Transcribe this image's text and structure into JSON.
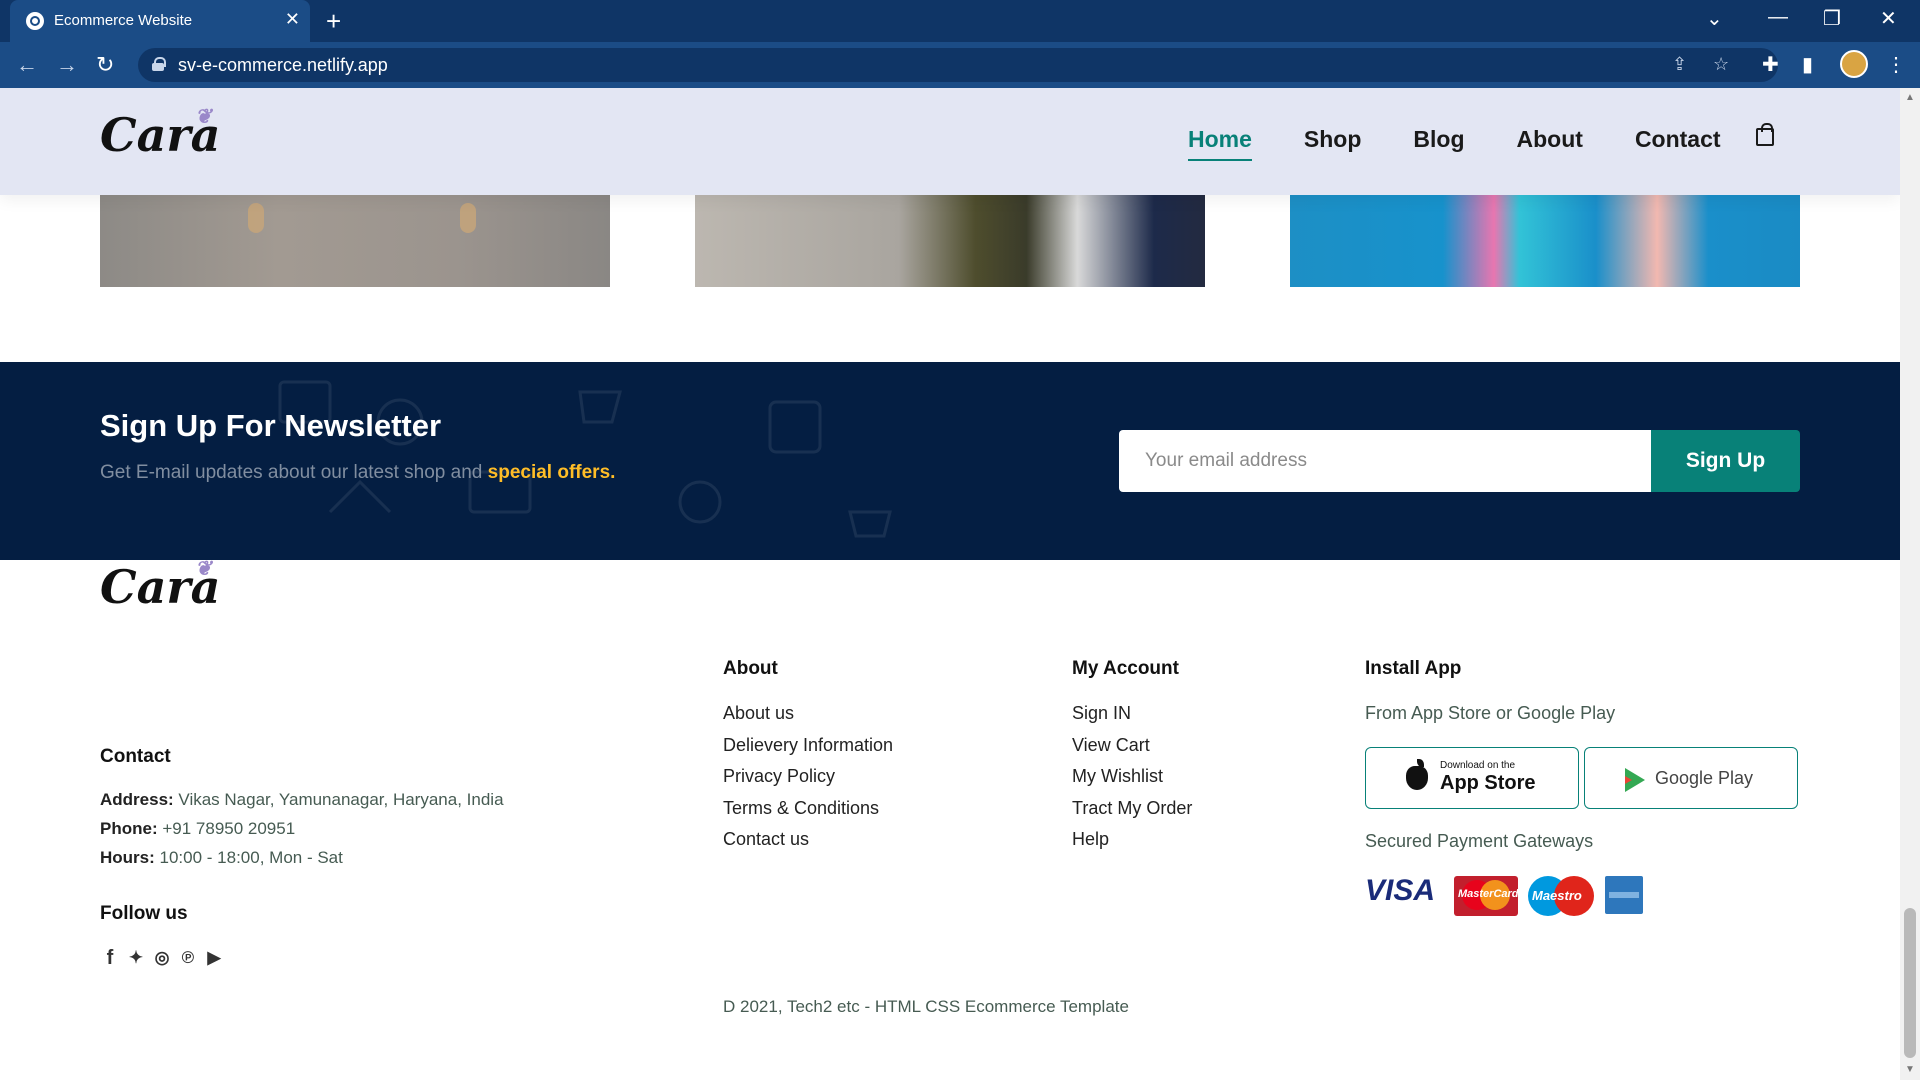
{
  "browser": {
    "tab_title": "Ecommerce Website",
    "tab_close": "✕",
    "new_tab": "+",
    "url": "sv-e-commerce.netlify.app",
    "window_controls": [
      "⌄",
      "—",
      "❐",
      "✕"
    ]
  },
  "header": {
    "logo": "Cara",
    "nav": [
      {
        "label": "Home",
        "active": true
      },
      {
        "label": "Shop",
        "active": false
      },
      {
        "label": "Blog",
        "active": false
      },
      {
        "label": "About",
        "active": false
      },
      {
        "label": "Contact",
        "active": false
      }
    ]
  },
  "newsletter": {
    "title": "Sign Up For Newsletter",
    "subtitle_prefix": "Get E-mail updates about our latest shop and ",
    "subtitle_highlight": "special offers.",
    "email_placeholder": "Your email address",
    "button_label": "Sign Up"
  },
  "footer": {
    "logo": "Cara",
    "contact_title": "Contact",
    "address_label": "Address:",
    "address_value": "Vikas Nagar, Yamunanagar, Haryana, India",
    "phone_label": "Phone:",
    "phone_value": "+91 78950 20951",
    "hours_label": "Hours:",
    "hours_value": "10:00 - 18:00, Mon - Sat",
    "follow_title": "Follow us",
    "about_title": "About",
    "about_links": [
      "About us",
      "Delievery Information",
      "Privacy Policy",
      "Terms & Conditions",
      "Contact us"
    ],
    "account_title": "My Account",
    "account_links": [
      "Sign IN",
      "View Cart",
      "My Wishlist",
      "Tract My Order",
      "Help"
    ],
    "install_title": "Install App",
    "install_sub": "From App Store or Google Play",
    "appstore_small": "Download on the",
    "appstore_big": "App Store",
    "googleplay": "Google Play",
    "payments_title": "Secured Payment Gateways",
    "visa": "VISA",
    "mastercard": "MasterCard",
    "maestro": "Maestro",
    "copyright": "D 2021, Tech2 etc - HTML CSS Ecommerce Template"
  },
  "colors": {
    "accent": "#088178",
    "newsletter_bg": "#041e42",
    "highlight": "#ffbd27",
    "header_bg": "#e3e6f3"
  }
}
○ ○ ○ ○ ○ ○ ○
Restate each entry word for word, leaving out any pictures.

Transcribe this image's text and structure into JSON.
{
  "browser": {
    "tab_title": "Ecommerce Website",
    "tab_close": "✕",
    "new_tab": "+",
    "url": "sv-e-commerce.netlify.app",
    "window_controls": [
      "⌄",
      "—",
      "❐",
      "✕"
    ]
  },
  "header": {
    "logo": "Cara",
    "nav": [
      {
        "label": "Home",
        "active": true
      },
      {
        "label": "Shop",
        "active": false
      },
      {
        "label": "Blog",
        "active": false
      },
      {
        "label": "About",
        "active": false
      },
      {
        "label": "Contact",
        "active": false
      }
    ]
  },
  "newsletter": {
    "title": "Sign Up For Newsletter",
    "subtitle_prefix": "Get E-mail updates about our latest shop and ",
    "subtitle_highlight": "special offers.",
    "email_placeholder": "Your email address",
    "button_label": "Sign Up"
  },
  "footer": {
    "logo": "Cara",
    "contact_title": "Contact",
    "address_label": "Address:",
    "address_value": "Vikas Nagar, Yamunanagar, Haryana, India",
    "phone_label": "Phone:",
    "phone_value": "+91 78950 20951",
    "hours_label": "Hours:",
    "hours_value": "10:00 - 18:00, Mon - Sat",
    "follow_title": "Follow us",
    "about_title": "About",
    "about_links": [
      "About us",
      "Delievery Information",
      "Privacy Policy",
      "Terms & Conditions",
      "Contact us"
    ],
    "account_title": "My Account",
    "account_links": [
      "Sign IN",
      "View Cart",
      "My Wishlist",
      "Tract My Order",
      "Help"
    ],
    "install_title": "Install App",
    "install_sub": "From App Store or Google Play",
    "appstore_small": "Download on the",
    "appstore_big": "App Store",
    "googleplay": "Google Play",
    "payments_title": "Secured Payment Gateways",
    "visa": "VISA",
    "mastercard": "MasterCard",
    "maestro": "Maestro",
    "copyright": "D 2021, Tech2 etc - HTML CSS Ecommerce Template"
  },
  "colors": {
    "accent": "#088178",
    "newsletter_bg": "#041e42",
    "highlight": "#ffbd27",
    "header_bg": "#e3e6f3"
  }
}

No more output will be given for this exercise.